Entries taken from a collection
———

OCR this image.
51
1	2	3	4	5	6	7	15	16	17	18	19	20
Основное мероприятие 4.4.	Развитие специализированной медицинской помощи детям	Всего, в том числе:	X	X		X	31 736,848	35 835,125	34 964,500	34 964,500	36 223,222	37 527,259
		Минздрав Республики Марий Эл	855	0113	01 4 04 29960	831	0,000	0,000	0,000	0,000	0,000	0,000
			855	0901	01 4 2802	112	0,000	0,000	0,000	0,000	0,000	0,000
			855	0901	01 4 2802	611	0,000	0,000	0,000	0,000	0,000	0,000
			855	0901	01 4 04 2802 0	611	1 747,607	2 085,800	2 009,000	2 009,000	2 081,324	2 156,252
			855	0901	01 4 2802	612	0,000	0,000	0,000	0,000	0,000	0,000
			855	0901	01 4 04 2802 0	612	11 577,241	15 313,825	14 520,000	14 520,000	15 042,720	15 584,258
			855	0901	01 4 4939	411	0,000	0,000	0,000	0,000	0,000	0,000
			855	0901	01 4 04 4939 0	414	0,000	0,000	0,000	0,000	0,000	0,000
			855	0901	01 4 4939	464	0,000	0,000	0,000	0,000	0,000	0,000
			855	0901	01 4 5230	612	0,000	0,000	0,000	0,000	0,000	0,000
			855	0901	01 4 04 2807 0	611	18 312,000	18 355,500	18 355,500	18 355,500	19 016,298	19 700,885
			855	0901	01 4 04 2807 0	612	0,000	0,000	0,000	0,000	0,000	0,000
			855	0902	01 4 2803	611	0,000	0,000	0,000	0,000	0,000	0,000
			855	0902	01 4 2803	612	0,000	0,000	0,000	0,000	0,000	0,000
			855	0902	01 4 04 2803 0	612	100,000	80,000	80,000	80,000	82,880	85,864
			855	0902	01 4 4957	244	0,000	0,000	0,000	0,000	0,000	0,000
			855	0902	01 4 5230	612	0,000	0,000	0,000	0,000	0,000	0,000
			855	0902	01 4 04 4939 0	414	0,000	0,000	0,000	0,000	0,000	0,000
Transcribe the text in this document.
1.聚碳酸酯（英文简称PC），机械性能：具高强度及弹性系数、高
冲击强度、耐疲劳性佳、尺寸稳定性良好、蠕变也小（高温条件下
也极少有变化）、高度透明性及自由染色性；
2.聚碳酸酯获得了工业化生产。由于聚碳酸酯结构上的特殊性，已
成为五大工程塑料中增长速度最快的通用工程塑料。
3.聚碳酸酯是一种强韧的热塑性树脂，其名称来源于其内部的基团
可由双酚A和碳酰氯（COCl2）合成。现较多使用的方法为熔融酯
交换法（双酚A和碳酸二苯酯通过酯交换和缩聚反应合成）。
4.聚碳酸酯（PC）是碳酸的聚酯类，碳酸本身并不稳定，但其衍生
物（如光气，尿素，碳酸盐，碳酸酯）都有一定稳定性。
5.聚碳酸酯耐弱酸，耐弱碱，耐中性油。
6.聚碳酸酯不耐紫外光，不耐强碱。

———

• WRITTEN REQUEST
Filter the records for lines holding the string "this". Copy each one.

• SOLVED PROBLEM
OCR this image.
Transcribe the text in this document.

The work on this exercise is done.